* Supplied data
◆ ◆ ◆ ◆ ◆ ◆ ◆

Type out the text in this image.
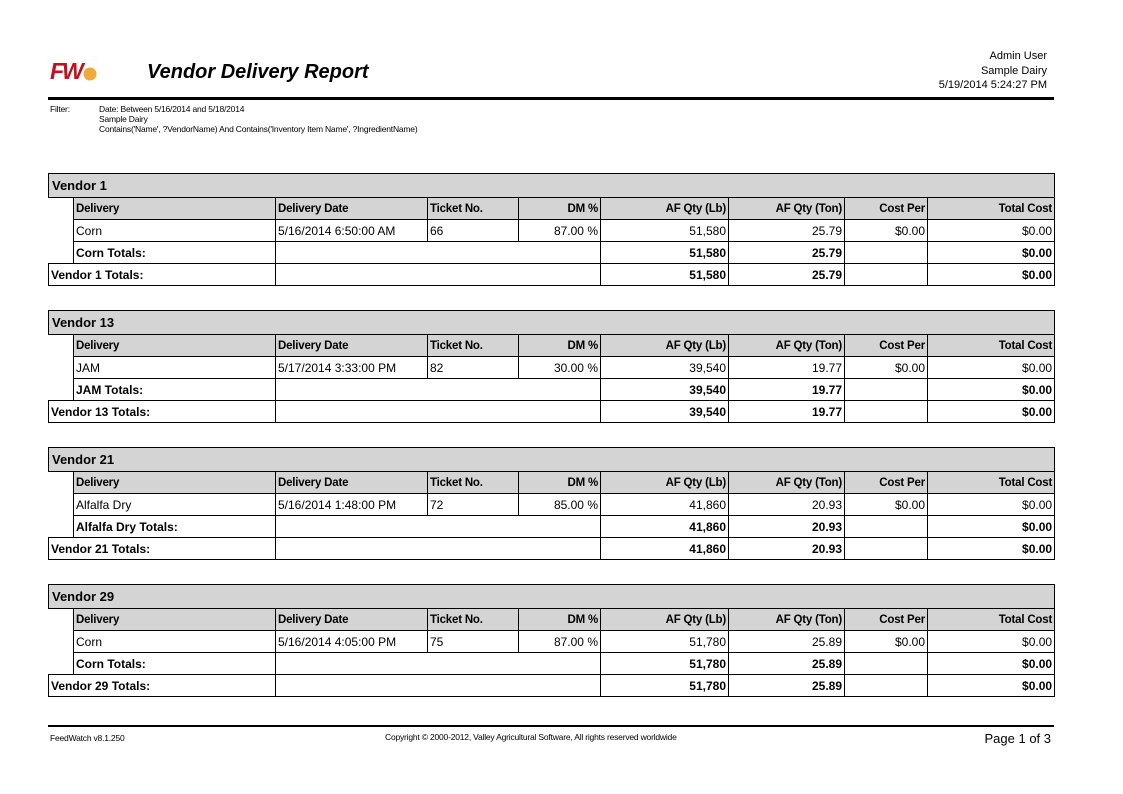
FW	Vendor Delivery Report
Admin User
Sample Dairy
5/19/2014 5:24:27 PM
Filter:	Date: Between 5/16/2014 and 5/18/2014
Sample Dairy
Contains('Name', ?VendorName) And Contains('Inventory Item Name', ?IngredientName)
Vendor 1								
	Delivery	Delivery Date	Ticket No.	DM %	AF Qty (Lb)	AF Qty (Ton)	Cost Per	Total Cost
	Corn	5/16/2014 6:50:00 AM	66	87.00 %	51,580	25.79	$0.00	$0.00
	Corn Totals:				51,580	25.79		$0.00
Vendor 1 Totals:					51,580	25.79		$0.00
Vendor 13								
	Delivery	Delivery Date	Ticket No.	DM %	AF Qty (Lb)	AF Qty (Ton)	Cost Per	Total Cost
	JAM	5/17/2014 3:33:00 PM	82	30.00 %	39,540	19.77	$0.00	$0.00
	JAM Totals:				39,540	19.77		$0.00
Vendor 13 Totals:					39,540	19.77		$0.00
Vendor 21								
	Delivery	Delivery Date	Ticket No.	DM %	AF Qty (Lb)	AF Qty (Ton)	Cost Per	Total Cost
	Alfalfa Dry	5/16/2014 1:48:00 PM	72	85.00 %	41,860	20.93	$0.00	$0.00
	Alfalfa Dry Totals:				41,860	20.93		$0.00
Vendor 21 Totals:					41,860	20.93		$0.00
Vendor 29								
	Delivery	Delivery Date	Ticket No.	DM %	AF Qty (Lb)	AF Qty (Ton)	Cost Per	Total Cost
	Corn	5/16/2014 4:05:00 PM	75	87.00 %	51,780	25.89	$0.00	$0.00
	Corn Totals:				51,780	25.89		$0.00
Vendor 29 Totals:					51,780	25.89		$0.00
FeedWatch v8.1.250	Copyright © 2000-2012, Valley Agricultural Software, All rights reserved worldwide	Page 1 of 3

◆ ◆ ◆ ◆ ◆ ◆ ◆

* What you should do
Pictures don't belong in the copy. Transcribe every record exactly as it appears.

* Reply
Type out the text in this image.
FW	Vendor Delivery Report
Admin User
Sample Dairy
5/19/2014 5:24:27 PM
Filter:	Date: Between 5/16/2014 and 5/18/2014
Sample Dairy
Contains('Name', ?VendorName) And Contains('Inventory Item Name', ?IngredientName)
Vendor 1								
	Delivery	Delivery Date	Ticket No.	DM %	AF Qty (Lb)	AF Qty (Ton)	Cost Per	Total Cost
	Corn	5/16/2014 6:50:00 AM	66	87.00 %	51,580	25.79	$0.00	$0.00
	Corn Totals:				51,580	25.79		$0.00
Vendor 1 Totals:					51,580	25.79		$0.00
Vendor 13								
	Delivery	Delivery Date	Ticket No.	DM %	AF Qty (Lb)	AF Qty (Ton)	Cost Per	Total Cost
	JAM	5/17/2014 3:33:00 PM	82	30.00 %	39,540	19.77	$0.00	$0.00
	JAM Totals:				39,540	19.77		$0.00
Vendor 13 Totals:					39,540	19.77		$0.00
Vendor 21								
	Delivery	Delivery Date	Ticket No.	DM %	AF Qty (Lb)	AF Qty (Ton)	Cost Per	Total Cost
	Alfalfa Dry	5/16/2014 1:48:00 PM	72	85.00 %	41,860	20.93	$0.00	$0.00
	Alfalfa Dry Totals:				41,860	20.93		$0.00
Vendor 21 Totals:					41,860	20.93		$0.00
Vendor 29								
	Delivery	Delivery Date	Ticket No.	DM %	AF Qty (Lb)	AF Qty (Ton)	Cost Per	Total Cost
	Corn	5/16/2014 4:05:00 PM	75	87.00 %	51,780	25.89	$0.00	$0.00
	Corn Totals:				51,780	25.89		$0.00
Vendor 29 Totals:					51,780	25.89		$0.00
FeedWatch v8.1.250	Copyright © 2000-2012, Valley Agricultural Software, All rights reserved worldwide	Page 1 of 3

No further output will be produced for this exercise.